#### [Problem description]
Reproduce every entry exactly and leave its pictures out.

#### [Records for the exercise]
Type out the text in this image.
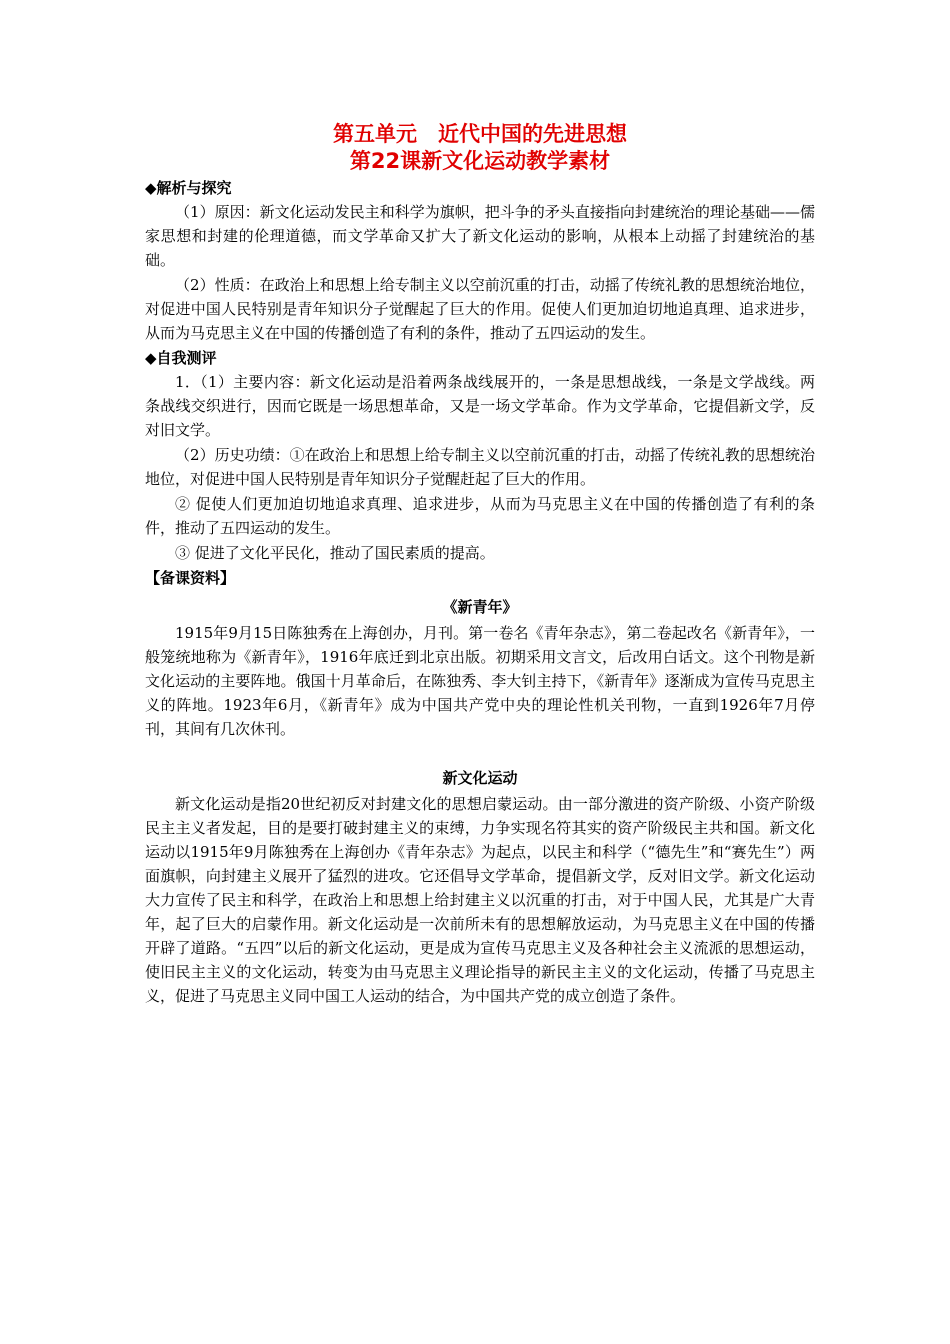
第五单元　近代中国的先进思想
第22课新文化运动教学素材
◆解析与探究

（1）原因：新文化运动发民主和科学为旗帜，把斗争的矛头直接指向封建统治的理论基础——儒家思想和封建的伦理道德，而文学革命又扩大了新文化运动的影响，从根本上动摇了封建统治的基础。

（2）性质：在政治上和思想上给专制主义以空前沉重的打击，动摇了传统礼教的思想统治地位，对促进中国人民特别是青年知识分子觉醒起了巨大的作用。促使人们更加迫切地追真理、追求进步，从而为马克思主义在中国的传播创造了有利的条件，推动了五四运动的发生。

◆自我测评

1．（1）主要内容：新文化运动是沿着两条战线展开的，一条是思想战线，一条是文学战线。两条战线交织进行，因而它既是一场思想革命，又是一场文学革命。作为文学革命，它提倡新文学，反对旧文学。

（2）历史功绩：①在政治上和思想上给专制主义以空前沉重的打击，动摇了传统礼教的思想统治地位，对促进中国人民特别是青年知识分子觉醒赶起了巨大的作用。

② 促使人们更加迫切地追求真理、追求进步，从而为马克思主义在中国的传播创造了有利的条件，推动了五四运动的发生。

③ 促进了文化平民化，推动了国民素质的提高。

【备课资料】
《新青年》

1915年9月15日陈独秀在上海创办，月刊。第一卷名《青年杂志》，第二卷起改名《新青年》，一般笼统地称为《新青年》，1916年底迁到北京出版。初期采用文言文，后改用白话文。这个刊物是新文化运动的主要阵地。俄国十月革命后，在陈独秀、李大钊主持下，《新青年》逐渐成为宣传马克思主义的阵地。1923年6月，《新青年》成为中国共产党中央的理论性机关刊物，一直到1926年7月停刊，其间有几次休刊。

新文化运动

新文化运动是指20世纪初反对封建文化的思想启蒙运动。由一部分激进的资产阶级、小资产阶级民主主义者发起，目的是要打破封建主义的束缚，力争实现名符其实的资产阶级民主共和国。新文化运动以1915年9月陈独秀在上海创办《青年杂志》为起点，以民主和科学（“德先生”和“赛先生”）两面旗帜，向封建主义展开了猛烈的进攻。它还倡导文学革命，提倡新文学，反对旧文学。新文化运动大力宣传了民主和科学，在政治上和思想上给封建主义以沉重的打击，对于中国人民，尤其是广大青年，起了巨大的启蒙作用。新文化运动是一次前所未有的思想解放运动，为马克思主义在中国的传播开辟了道路。“五四”以后的新文化运动，更是成为宣传马克思主义及各种社会主义流派的思想运动，使旧民主主义的文化运动，转变为由马克思主义理论指导的新民主主义的文化运动，传播了马克思主义，促进了马克思主义同中国工人运动的结合，为中国共产党的成立创造了条件。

#### [Result of this exercise]
Type out the text in this image.
第五单元　近代中国的先进思想
第22课新文化运动教学素材
◆解析与探究

（1）原因：新文化运动发民主和科学为旗帜，把斗争的矛头直接指向封建统治的理论基础——儒家思想和封建的伦理道德，而文学革命又扩大了新文化运动的影响，从根本上动摇了封建统治的基础。

（2）性质：在政治上和思想上给专制主义以空前沉重的打击，动摇了传统礼教的思想统治地位，对促进中国人民特别是青年知识分子觉醒起了巨大的作用。促使人们更加迫切地追真理、追求进步，从而为马克思主义在中国的传播创造了有利的条件，推动了五四运动的发生。

◆自我测评

1．（1）主要内容：新文化运动是沿着两条战线展开的，一条是思想战线，一条是文学战线。两条战线交织进行，因而它既是一场思想革命，又是一场文学革命。作为文学革命，它提倡新文学，反对旧文学。

（2）历史功绩：①在政治上和思想上给专制主义以空前沉重的打击，动摇了传统礼教的思想统治地位，对促进中国人民特别是青年知识分子觉醒赶起了巨大的作用。

② 促使人们更加迫切地追求真理、追求进步，从而为马克思主义在中国的传播创造了有利的条件，推动了五四运动的发生。

③ 促进了文化平民化，推动了国民素质的提高。

【备课资料】
《新青年》

1915年9月15日陈独秀在上海创办，月刊。第一卷名《青年杂志》，第二卷起改名《新青年》，一般笼统地称为《新青年》，1916年底迁到北京出版。初期采用文言文，后改用白话文。这个刊物是新文化运动的主要阵地。俄国十月革命后，在陈独秀、李大钊主持下，《新青年》逐渐成为宣传马克思主义的阵地。1923年6月，《新青年》成为中国共产党中央的理论性机关刊物，一直到1926年7月停刊，其间有几次休刊。

新文化运动

新文化运动是指20世纪初反对封建文化的思想启蒙运动。由一部分激进的资产阶级、小资产阶级民主主义者发起，目的是要打破封建主义的束缚，力争实现名符其实的资产阶级民主共和国。新文化运动以1915年9月陈独秀在上海创办《青年杂志》为起点，以民主和科学（“德先生”和“赛先生”）两面旗帜，向封建主义展开了猛烈的进攻。它还倡导文学革命，提倡新文学，反对旧文学。新文化运动大力宣传了民主和科学，在政治上和思想上给封建主义以沉重的打击，对于中国人民，尤其是广大青年，起了巨大的启蒙作用。新文化运动是一次前所未有的思想解放运动，为马克思主义在中国的传播开辟了道路。“五四”以后的新文化运动，更是成为宣传马克思主义及各种社会主义流派的思想运动，使旧民主主义的文化运动，转变为由马克思主义理论指导的新民主主义的文化运动，传播了马克思主义，促进了马克思主义同中国工人运动的结合，为中国共产党的成立创造了条件。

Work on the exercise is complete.